··· DATA FOR THIS TASK

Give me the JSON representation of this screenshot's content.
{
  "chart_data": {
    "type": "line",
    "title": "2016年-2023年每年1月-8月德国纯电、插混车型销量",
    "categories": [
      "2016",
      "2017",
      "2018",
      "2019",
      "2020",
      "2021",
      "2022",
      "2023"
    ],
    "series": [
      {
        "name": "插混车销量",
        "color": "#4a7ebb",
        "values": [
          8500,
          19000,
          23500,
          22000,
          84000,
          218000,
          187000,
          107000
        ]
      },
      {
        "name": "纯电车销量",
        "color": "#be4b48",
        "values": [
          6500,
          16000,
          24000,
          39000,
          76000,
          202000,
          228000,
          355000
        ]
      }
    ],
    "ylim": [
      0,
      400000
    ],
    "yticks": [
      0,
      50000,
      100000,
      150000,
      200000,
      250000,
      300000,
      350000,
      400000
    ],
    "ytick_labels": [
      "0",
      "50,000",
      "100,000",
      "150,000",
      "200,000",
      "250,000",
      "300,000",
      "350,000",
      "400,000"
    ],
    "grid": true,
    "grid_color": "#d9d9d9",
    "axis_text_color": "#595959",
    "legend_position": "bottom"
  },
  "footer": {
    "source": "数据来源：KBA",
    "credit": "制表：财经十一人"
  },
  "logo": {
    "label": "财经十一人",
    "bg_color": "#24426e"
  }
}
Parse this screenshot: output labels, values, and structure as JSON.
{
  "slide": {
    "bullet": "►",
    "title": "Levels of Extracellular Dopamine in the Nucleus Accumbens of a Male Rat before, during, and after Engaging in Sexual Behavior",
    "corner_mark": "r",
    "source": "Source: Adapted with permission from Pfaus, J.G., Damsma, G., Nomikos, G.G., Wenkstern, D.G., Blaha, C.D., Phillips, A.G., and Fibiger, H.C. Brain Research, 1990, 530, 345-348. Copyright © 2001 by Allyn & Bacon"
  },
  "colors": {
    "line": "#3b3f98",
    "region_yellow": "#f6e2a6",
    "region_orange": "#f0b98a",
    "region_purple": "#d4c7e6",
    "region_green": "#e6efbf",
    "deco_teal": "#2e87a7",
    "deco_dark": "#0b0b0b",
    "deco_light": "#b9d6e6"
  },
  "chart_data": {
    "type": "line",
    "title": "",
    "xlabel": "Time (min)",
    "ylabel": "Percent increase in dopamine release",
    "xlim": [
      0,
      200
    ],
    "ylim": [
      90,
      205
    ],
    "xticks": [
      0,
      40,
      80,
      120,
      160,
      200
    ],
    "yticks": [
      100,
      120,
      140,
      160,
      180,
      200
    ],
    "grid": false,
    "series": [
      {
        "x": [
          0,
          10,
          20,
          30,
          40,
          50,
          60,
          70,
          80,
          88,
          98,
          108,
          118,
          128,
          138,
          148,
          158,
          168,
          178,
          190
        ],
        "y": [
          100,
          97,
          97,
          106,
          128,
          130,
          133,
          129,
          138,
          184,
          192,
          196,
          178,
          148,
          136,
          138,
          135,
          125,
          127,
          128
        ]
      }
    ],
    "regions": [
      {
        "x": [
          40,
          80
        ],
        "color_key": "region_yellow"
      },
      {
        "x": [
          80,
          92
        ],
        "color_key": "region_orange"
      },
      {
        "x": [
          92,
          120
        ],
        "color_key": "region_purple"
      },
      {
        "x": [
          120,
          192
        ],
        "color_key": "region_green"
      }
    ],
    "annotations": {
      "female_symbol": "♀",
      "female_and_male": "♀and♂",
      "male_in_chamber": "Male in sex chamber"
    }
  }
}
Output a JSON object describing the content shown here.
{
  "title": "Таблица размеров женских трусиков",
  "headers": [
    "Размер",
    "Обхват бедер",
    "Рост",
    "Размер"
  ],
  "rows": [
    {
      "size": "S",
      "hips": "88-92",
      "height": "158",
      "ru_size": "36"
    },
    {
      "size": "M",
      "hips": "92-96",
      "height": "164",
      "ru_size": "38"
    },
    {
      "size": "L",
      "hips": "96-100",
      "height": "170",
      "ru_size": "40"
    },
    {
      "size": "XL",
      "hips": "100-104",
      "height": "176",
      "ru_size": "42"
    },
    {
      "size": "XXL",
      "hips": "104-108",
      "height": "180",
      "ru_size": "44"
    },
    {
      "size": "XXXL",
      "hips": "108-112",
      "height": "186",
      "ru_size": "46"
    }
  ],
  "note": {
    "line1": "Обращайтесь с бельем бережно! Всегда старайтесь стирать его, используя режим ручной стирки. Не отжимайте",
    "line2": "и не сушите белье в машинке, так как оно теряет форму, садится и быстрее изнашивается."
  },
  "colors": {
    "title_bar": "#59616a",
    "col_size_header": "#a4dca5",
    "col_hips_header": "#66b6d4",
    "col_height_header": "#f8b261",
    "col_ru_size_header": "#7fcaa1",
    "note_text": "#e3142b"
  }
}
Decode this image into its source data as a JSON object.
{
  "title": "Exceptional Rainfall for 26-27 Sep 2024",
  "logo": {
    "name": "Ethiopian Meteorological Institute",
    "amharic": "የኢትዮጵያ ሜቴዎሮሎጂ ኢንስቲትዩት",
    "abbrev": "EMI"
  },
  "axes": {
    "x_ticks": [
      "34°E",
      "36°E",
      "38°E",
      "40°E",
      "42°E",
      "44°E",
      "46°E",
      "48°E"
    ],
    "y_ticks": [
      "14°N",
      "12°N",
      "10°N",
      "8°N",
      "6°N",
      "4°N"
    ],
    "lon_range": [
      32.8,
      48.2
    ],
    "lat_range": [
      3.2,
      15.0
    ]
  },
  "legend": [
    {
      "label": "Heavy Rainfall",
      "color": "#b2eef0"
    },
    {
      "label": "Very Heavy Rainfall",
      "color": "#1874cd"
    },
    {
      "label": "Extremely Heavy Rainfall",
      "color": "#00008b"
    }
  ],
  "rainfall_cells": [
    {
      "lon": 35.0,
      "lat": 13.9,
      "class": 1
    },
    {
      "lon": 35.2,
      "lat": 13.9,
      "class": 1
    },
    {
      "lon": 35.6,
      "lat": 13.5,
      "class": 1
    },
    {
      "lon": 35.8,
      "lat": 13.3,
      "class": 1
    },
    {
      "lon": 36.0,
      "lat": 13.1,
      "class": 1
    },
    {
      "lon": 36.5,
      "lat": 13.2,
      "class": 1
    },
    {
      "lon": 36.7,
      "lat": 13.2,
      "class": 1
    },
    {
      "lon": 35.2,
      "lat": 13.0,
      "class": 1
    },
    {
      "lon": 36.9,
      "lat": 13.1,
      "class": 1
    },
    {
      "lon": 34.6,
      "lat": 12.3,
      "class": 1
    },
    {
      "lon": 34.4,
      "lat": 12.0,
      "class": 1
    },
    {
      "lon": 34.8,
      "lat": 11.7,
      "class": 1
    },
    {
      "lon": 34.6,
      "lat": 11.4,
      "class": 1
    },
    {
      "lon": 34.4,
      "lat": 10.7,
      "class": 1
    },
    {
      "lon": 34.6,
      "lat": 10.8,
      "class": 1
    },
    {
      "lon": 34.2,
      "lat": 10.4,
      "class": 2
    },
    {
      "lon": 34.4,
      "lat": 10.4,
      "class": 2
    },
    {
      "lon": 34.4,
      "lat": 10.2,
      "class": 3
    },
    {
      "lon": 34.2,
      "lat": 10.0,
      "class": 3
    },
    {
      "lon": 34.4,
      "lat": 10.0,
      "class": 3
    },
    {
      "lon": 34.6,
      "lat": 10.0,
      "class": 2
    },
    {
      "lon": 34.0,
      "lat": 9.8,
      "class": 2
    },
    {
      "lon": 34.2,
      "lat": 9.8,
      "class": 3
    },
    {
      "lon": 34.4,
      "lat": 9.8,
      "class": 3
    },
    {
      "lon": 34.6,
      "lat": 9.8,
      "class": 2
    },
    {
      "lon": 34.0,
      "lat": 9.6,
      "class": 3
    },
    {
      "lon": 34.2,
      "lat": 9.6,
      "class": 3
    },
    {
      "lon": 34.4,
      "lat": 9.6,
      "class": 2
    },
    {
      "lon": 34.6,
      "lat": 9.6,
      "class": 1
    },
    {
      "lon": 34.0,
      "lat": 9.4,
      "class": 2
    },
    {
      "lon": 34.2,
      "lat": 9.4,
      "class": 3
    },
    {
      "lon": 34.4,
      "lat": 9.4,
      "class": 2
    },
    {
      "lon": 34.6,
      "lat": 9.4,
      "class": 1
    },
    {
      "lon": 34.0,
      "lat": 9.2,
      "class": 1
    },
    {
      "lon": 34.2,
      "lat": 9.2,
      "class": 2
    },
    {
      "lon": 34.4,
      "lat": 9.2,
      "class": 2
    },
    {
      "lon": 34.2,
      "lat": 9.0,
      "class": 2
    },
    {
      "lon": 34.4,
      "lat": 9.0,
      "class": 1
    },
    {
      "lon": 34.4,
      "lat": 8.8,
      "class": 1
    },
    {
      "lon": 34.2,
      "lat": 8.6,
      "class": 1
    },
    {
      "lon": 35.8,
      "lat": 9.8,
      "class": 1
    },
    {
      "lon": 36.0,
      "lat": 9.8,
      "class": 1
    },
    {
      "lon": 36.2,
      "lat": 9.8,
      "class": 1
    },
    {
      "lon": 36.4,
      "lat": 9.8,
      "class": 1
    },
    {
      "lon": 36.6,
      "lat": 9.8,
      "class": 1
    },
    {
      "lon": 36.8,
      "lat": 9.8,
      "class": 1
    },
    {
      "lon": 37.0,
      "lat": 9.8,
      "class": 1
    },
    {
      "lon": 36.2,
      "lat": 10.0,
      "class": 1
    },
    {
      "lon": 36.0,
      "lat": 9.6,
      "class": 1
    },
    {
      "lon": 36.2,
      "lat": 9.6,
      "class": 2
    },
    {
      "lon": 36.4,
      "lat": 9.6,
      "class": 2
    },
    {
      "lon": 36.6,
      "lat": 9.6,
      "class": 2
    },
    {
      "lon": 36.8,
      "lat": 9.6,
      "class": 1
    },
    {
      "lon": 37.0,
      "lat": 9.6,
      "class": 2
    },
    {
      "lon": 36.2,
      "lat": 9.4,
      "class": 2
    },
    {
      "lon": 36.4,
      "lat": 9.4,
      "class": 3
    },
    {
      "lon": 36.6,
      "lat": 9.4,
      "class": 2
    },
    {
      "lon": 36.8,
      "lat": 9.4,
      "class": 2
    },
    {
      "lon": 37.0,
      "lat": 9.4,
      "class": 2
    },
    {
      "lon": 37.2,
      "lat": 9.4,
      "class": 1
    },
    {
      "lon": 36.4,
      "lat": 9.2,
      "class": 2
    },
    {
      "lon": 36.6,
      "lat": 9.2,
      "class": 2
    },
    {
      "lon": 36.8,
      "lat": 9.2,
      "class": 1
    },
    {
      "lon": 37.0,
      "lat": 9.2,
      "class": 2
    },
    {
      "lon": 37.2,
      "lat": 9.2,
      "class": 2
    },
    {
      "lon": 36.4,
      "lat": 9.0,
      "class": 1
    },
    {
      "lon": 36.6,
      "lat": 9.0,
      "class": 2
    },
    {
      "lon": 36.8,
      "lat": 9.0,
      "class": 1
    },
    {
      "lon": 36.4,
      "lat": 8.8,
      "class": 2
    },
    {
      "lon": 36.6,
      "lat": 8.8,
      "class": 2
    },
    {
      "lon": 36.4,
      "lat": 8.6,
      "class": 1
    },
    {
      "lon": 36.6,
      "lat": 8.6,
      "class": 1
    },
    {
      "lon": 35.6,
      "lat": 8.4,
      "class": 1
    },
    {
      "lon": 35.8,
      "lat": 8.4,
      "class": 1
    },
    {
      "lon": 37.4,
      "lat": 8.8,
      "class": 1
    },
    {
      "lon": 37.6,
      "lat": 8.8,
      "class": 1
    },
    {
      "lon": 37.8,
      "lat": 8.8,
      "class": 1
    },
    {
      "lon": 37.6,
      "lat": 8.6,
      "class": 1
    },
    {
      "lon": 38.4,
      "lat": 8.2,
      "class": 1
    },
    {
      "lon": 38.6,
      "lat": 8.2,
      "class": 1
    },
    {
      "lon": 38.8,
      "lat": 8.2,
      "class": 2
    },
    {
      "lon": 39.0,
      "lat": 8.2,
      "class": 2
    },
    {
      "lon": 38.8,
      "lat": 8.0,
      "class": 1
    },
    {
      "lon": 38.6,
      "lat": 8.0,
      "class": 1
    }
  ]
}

······

TASK DESCRIPTION - Search the records for the string "JSON" and return every line in which it occurs.

EXERCISE RESULT -
Give me the JSON representation of this screenshot's content.
Parse this screenshot: output labels, values, and structure as JSON.
Output a JSON object describing the content shown here.
Decode this image into its source data as a JSON object.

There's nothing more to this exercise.